* YOUR INSTRUCTIONS *
Quote all of the data that follows exactly as written, skipping the images.

* Saved entries *
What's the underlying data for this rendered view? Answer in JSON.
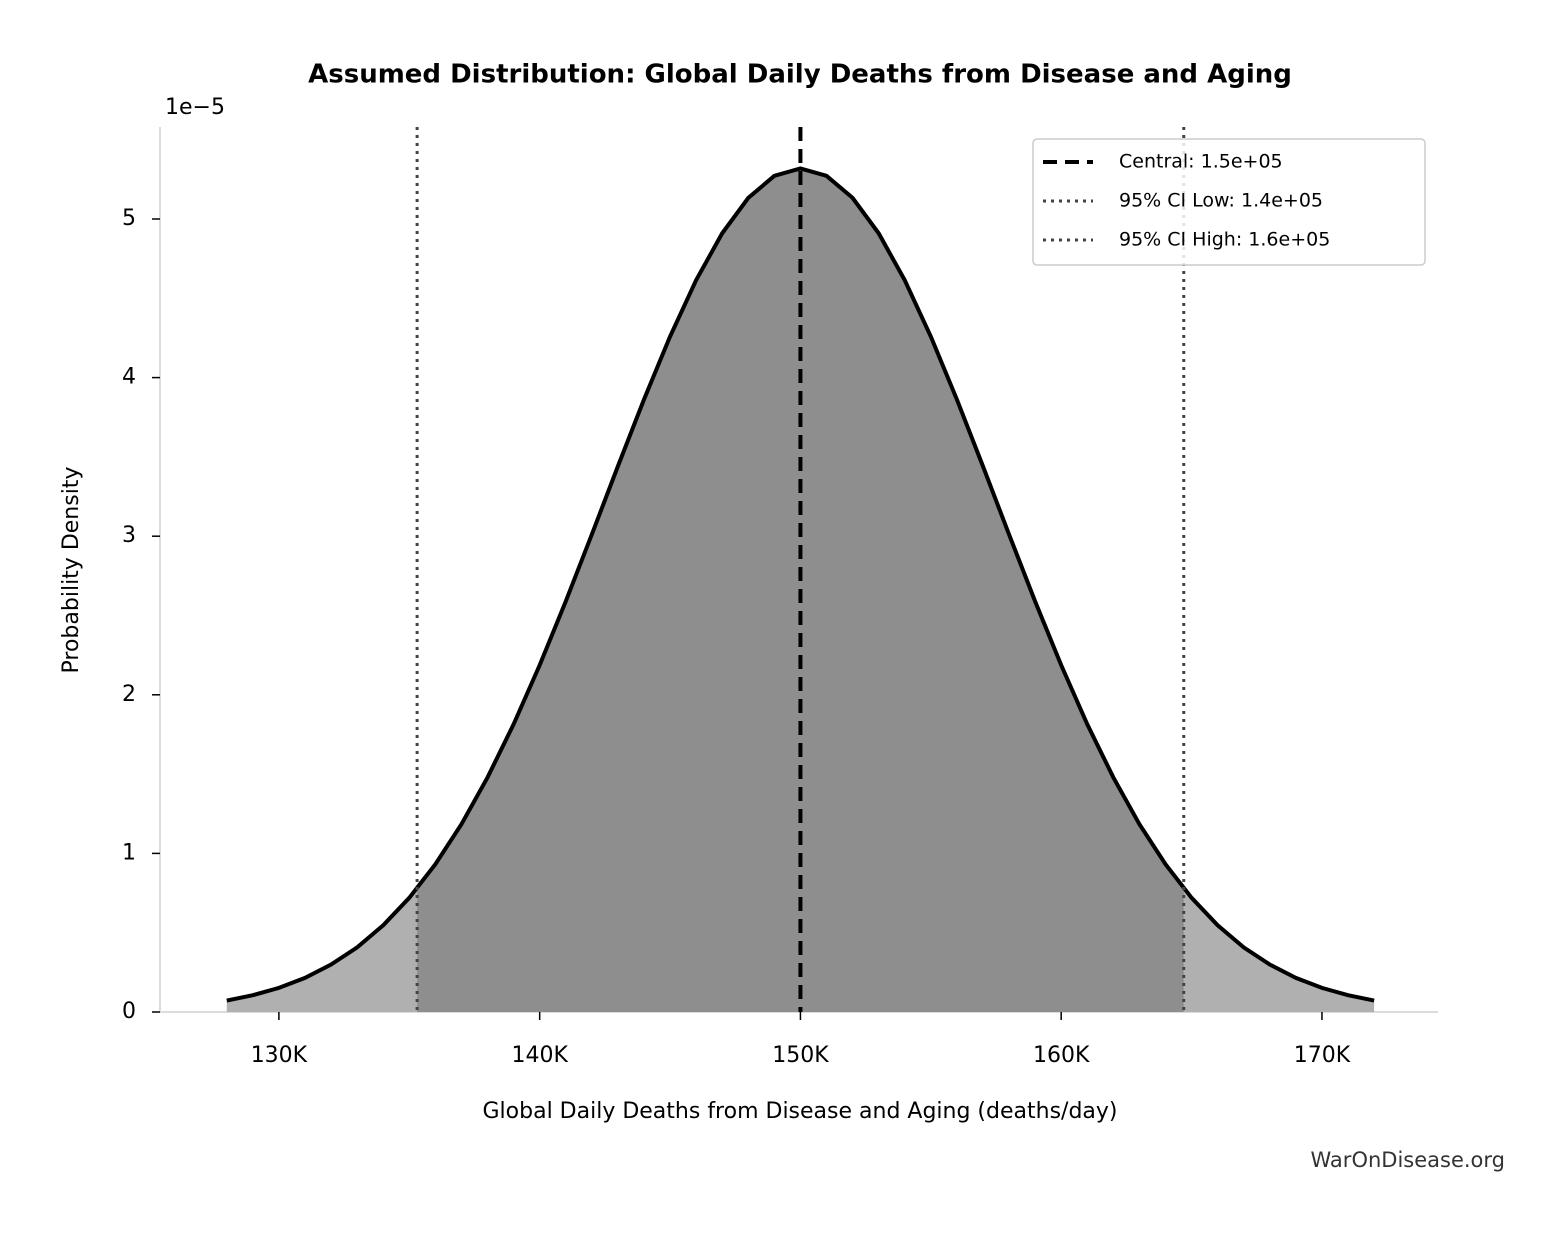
{
  "chart_data": {
    "type": "area",
    "title": "Assumed Distribution: Global Daily Deaths from Disease and Aging",
    "x_label": "Global Daily Deaths from Disease and Aging (deaths/day)",
    "y_label": "Probability Density",
    "y_offset_label": "1e−5",
    "watermark": "WarOnDisease.org",
    "x": [
      128000,
      129000,
      130000,
      131000,
      132000,
      133000,
      134000,
      135000,
      136000,
      137000,
      138000,
      139000,
      140000,
      141000,
      142000,
      143000,
      144000,
      145000,
      146000,
      147000,
      148000,
      149000,
      150000,
      151000,
      152000,
      153000,
      154000,
      155000,
      156000,
      157000,
      158000,
      159000,
      160000,
      161000,
      162000,
      163000,
      164000,
      165000,
      166000,
      167000,
      168000,
      169000,
      170000,
      171000,
      172000
    ],
    "series": [
      {
        "color": "#000000",
        "fill": "#b0b0b0",
        "inner_fill": "#8e8e8e",
        "values": [
          0.072,
          0.106,
          0.152,
          0.215,
          0.299,
          0.407,
          0.547,
          0.72,
          0.932,
          1.184,
          1.479,
          1.814,
          2.187,
          2.589,
          3.011,
          3.441,
          3.862,
          4.259,
          4.614,
          4.91,
          5.133,
          5.272,
          5.319,
          5.272,
          5.133,
          4.91,
          4.614,
          4.259,
          3.862,
          3.441,
          3.011,
          2.589,
          2.187,
          1.814,
          1.479,
          1.184,
          0.932,
          0.72,
          0.547,
          0.407,
          0.299,
          0.215,
          0.152,
          0.106,
          0.072
        ]
      }
    ],
    "lines": [
      {
        "name": "Central: 1.5e+05",
        "value": 150000,
        "style": "dashed",
        "color": "#000000"
      },
      {
        "name": "95% CI Low: 1.4e+05",
        "value": 135300,
        "style": "dotted",
        "color": "#444444"
      },
      {
        "name": "95% CI High: 1.6e+05",
        "value": 164700,
        "style": "dotted",
        "color": "#444444"
      }
    ],
    "xlim": [
      125440,
      174450
    ],
    "ylim": [
      0,
      5.58
    ],
    "xticks": [
      {
        "value": 130000,
        "label": "130K"
      },
      {
        "value": 140000,
        "label": "140K"
      },
      {
        "value": 150000,
        "label": "150K"
      },
      {
        "value": 160000,
        "label": "160K"
      },
      {
        "value": 170000,
        "label": "170K"
      }
    ],
    "yticks": [
      0,
      1,
      2,
      3,
      4,
      5
    ],
    "legend": "upper right"
  }
}
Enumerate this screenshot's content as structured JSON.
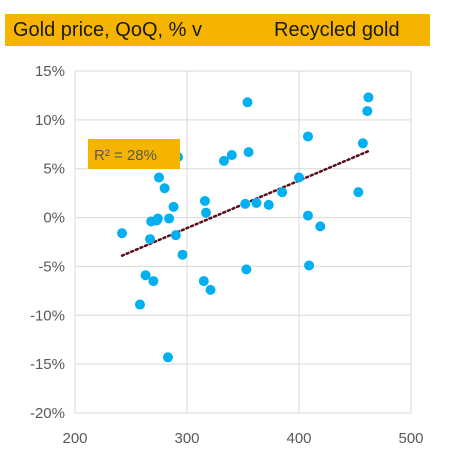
{
  "header": {
    "left_title": "Gold price, QoQ, % v",
    "right_title": "Recycled gold"
  },
  "colors": {
    "band": "#F5B400",
    "point": "#00B0F0",
    "trend": "#5B0F1A",
    "grid": "#D9D9D9",
    "axis_text": "#595959"
  },
  "chart_data": {
    "type": "scatter",
    "xlim": [
      200,
      500
    ],
    "ylim": [
      -20,
      15
    ],
    "x_ticks": [
      200,
      300,
      400,
      500
    ],
    "y_ticks": [
      15,
      10,
      5,
      0,
      -5,
      -10,
      -15,
      -20
    ],
    "y_tick_labels": [
      "15%",
      "10%",
      "5%",
      "0%",
      "-5%",
      "-10%",
      "-15%",
      "-20%"
    ],
    "grid": true,
    "annotation": "R² = 28%",
    "trendline": {
      "x": [
        242,
        462
      ],
      "y": [
        -3.9,
        6.8
      ]
    },
    "points": [
      {
        "x": 242,
        "y": -1.6
      },
      {
        "x": 258,
        "y": -8.9
      },
      {
        "x": 263,
        "y": -5.9
      },
      {
        "x": 267,
        "y": -2.2
      },
      {
        "x": 268,
        "y": -0.4
      },
      {
        "x": 270,
        "y": -6.5
      },
      {
        "x": 273,
        "y": -0.3
      },
      {
        "x": 274,
        "y": -0.1
      },
      {
        "x": 275,
        "y": 4.1
      },
      {
        "x": 280,
        "y": 3.0
      },
      {
        "x": 283,
        "y": -14.3
      },
      {
        "x": 284,
        "y": -0.1
      },
      {
        "x": 288,
        "y": 1.1
      },
      {
        "x": 290,
        "y": -1.8
      },
      {
        "x": 292,
        "y": 6.2
      },
      {
        "x": 296,
        "y": -3.8
      },
      {
        "x": 315,
        "y": -6.5
      },
      {
        "x": 316,
        "y": 1.7
      },
      {
        "x": 317,
        "y": 0.5
      },
      {
        "x": 321,
        "y": -7.4
      },
      {
        "x": 333,
        "y": 5.8
      },
      {
        "x": 340,
        "y": 6.4
      },
      {
        "x": 352,
        "y": 1.4
      },
      {
        "x": 353,
        "y": -5.3
      },
      {
        "x": 354,
        "y": 11.8
      },
      {
        "x": 355,
        "y": 6.7
      },
      {
        "x": 362,
        "y": 1.5
      },
      {
        "x": 373,
        "y": 1.3
      },
      {
        "x": 385,
        "y": 2.6
      },
      {
        "x": 400,
        "y": 4.1
      },
      {
        "x": 408,
        "y": 8.3
      },
      {
        "x": 408,
        "y": 0.2
      },
      {
        "x": 409,
        "y": -4.9
      },
      {
        "x": 419,
        "y": -0.9
      },
      {
        "x": 453,
        "y": 2.6
      },
      {
        "x": 457,
        "y": 7.6
      },
      {
        "x": 461,
        "y": 10.9
      },
      {
        "x": 462,
        "y": 12.3
      }
    ]
  }
}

* RESPONSE FOR THIS EXERCISE *
What's the underlying data for this rendered view? Answer in JSON.
{
  "chart_data": {
    "type": "area",
    "title": "Assumed Distribution: Global Daily Deaths from Disease and Aging",
    "x_label": "Global Daily Deaths from Disease and Aging (deaths/day)",
    "y_label": "Probability Density",
    "y_offset_label": "1e−5",
    "watermark": "WarOnDisease.org",
    "x": [
      128000,
      129000,
      130000,
      131000,
      132000,
      133000,
      134000,
      135000,
      136000,
      137000,
      138000,
      139000,
      140000,
      141000,
      142000,
      143000,
      144000,
      145000,
      146000,
      147000,
      148000,
      149000,
      150000,
      151000,
      152000,
      153000,
      154000,
      155000,
      156000,
      157000,
      158000,
      159000,
      160000,
      161000,
      162000,
      163000,
      164000,
      165000,
      166000,
      167000,
      168000,
      169000,
      170000,
      171000,
      172000
    ],
    "series": [
      {
        "color": "#000000",
        "fill": "#b0b0b0",
        "inner_fill": "#8e8e8e",
        "values": [
          0.072,
          0.106,
          0.152,
          0.215,
          0.299,
          0.407,
          0.547,
          0.72,
          0.932,
          1.184,
          1.479,
          1.814,
          2.187,
          2.589,
          3.011,
          3.441,
          3.862,
          4.259,
          4.614,
          4.91,
          5.133,
          5.272,
          5.319,
          5.272,
          5.133,
          4.91,
          4.614,
          4.259,
          3.862,
          3.441,
          3.011,
          2.589,
          2.187,
          1.814,
          1.479,
          1.184,
          0.932,
          0.72,
          0.547,
          0.407,
          0.299,
          0.215,
          0.152,
          0.106,
          0.072
        ]
      }
    ],
    "lines": [
      {
        "name": "Central: 1.5e+05",
        "value": 150000,
        "style": "dashed",
        "color": "#000000"
      },
      {
        "name": "95% CI Low: 1.4e+05",
        "value": 135300,
        "style": "dotted",
        "color": "#444444"
      },
      {
        "name": "95% CI High: 1.6e+05",
        "value": 164700,
        "style": "dotted",
        "color": "#444444"
      }
    ],
    "xlim": [
      125440,
      174450
    ],
    "ylim": [
      0,
      5.58
    ],
    "xticks": [
      {
        "value": 130000,
        "label": "130K"
      },
      {
        "value": 140000,
        "label": "140K"
      },
      {
        "value": 150000,
        "label": "150K"
      },
      {
        "value": 160000,
        "label": "160K"
      },
      {
        "value": 170000,
        "label": "170K"
      }
    ],
    "yticks": [
      0,
      1,
      2,
      3,
      4,
      5
    ],
    "legend": "upper right"
  }
}
Enumerate this screenshot's content as structured JSON.
{
  "header": {
    "left_title": "Gold price, QoQ, % v",
    "right_title": "Recycled gold"
  },
  "colors": {
    "band": "#F5B400",
    "point": "#00B0F0",
    "trend": "#5B0F1A",
    "grid": "#D9D9D9",
    "axis_text": "#595959"
  },
  "chart_data": {
    "type": "scatter",
    "xlim": [
      200,
      500
    ],
    "ylim": [
      -20,
      15
    ],
    "x_ticks": [
      200,
      300,
      400,
      500
    ],
    "y_ticks": [
      15,
      10,
      5,
      0,
      -5,
      -10,
      -15,
      -20
    ],
    "y_tick_labels": [
      "15%",
      "10%",
      "5%",
      "0%",
      "-5%",
      "-10%",
      "-15%",
      "-20%"
    ],
    "grid": true,
    "annotation": "R² = 28%",
    "trendline": {
      "x": [
        242,
        462
      ],
      "y": [
        -3.9,
        6.8
      ]
    },
    "points": [
      {
        "x": 242,
        "y": -1.6
      },
      {
        "x": 258,
        "y": -8.9
      },
      {
        "x": 263,
        "y": -5.9
      },
      {
        "x": 267,
        "y": -2.2
      },
      {
        "x": 268,
        "y": -0.4
      },
      {
        "x": 270,
        "y": -6.5
      },
      {
        "x": 273,
        "y": -0.3
      },
      {
        "x": 274,
        "y": -0.1
      },
      {
        "x": 275,
        "y": 4.1
      },
      {
        "x": 280,
        "y": 3.0
      },
      {
        "x": 283,
        "y": -14.3
      },
      {
        "x": 284,
        "y": -0.1
      },
      {
        "x": 288,
        "y": 1.1
      },
      {
        "x": 290,
        "y": -1.8
      },
      {
        "x": 292,
        "y": 6.2
      },
      {
        "x": 296,
        "y": -3.8
      },
      {
        "x": 315,
        "y": -6.5
      },
      {
        "x": 316,
        "y": 1.7
      },
      {
        "x": 317,
        "y": 0.5
      },
      {
        "x": 321,
        "y": -7.4
      },
      {
        "x": 333,
        "y": 5.8
      },
      {
        "x": 340,
        "y": 6.4
      },
      {
        "x": 352,
        "y": 1.4
      },
      {
        "x": 353,
        "y": -5.3
      },
      {
        "x": 354,
        "y": 11.8
      },
      {
        "x": 355,
        "y": 6.7
      },
      {
        "x": 362,
        "y": 1.5
      },
      {
        "x": 373,
        "y": 1.3
      },
      {
        "x": 385,
        "y": 2.6
      },
      {
        "x": 400,
        "y": 4.1
      },
      {
        "x": 408,
        "y": 8.3
      },
      {
        "x": 408,
        "y": 0.2
      },
      {
        "x": 409,
        "y": -4.9
      },
      {
        "x": 419,
        "y": -0.9
      },
      {
        "x": 453,
        "y": 2.6
      },
      {
        "x": 457,
        "y": 7.6
      },
      {
        "x": 461,
        "y": 10.9
      },
      {
        "x": 462,
        "y": 12.3
      }
    ]
  }
}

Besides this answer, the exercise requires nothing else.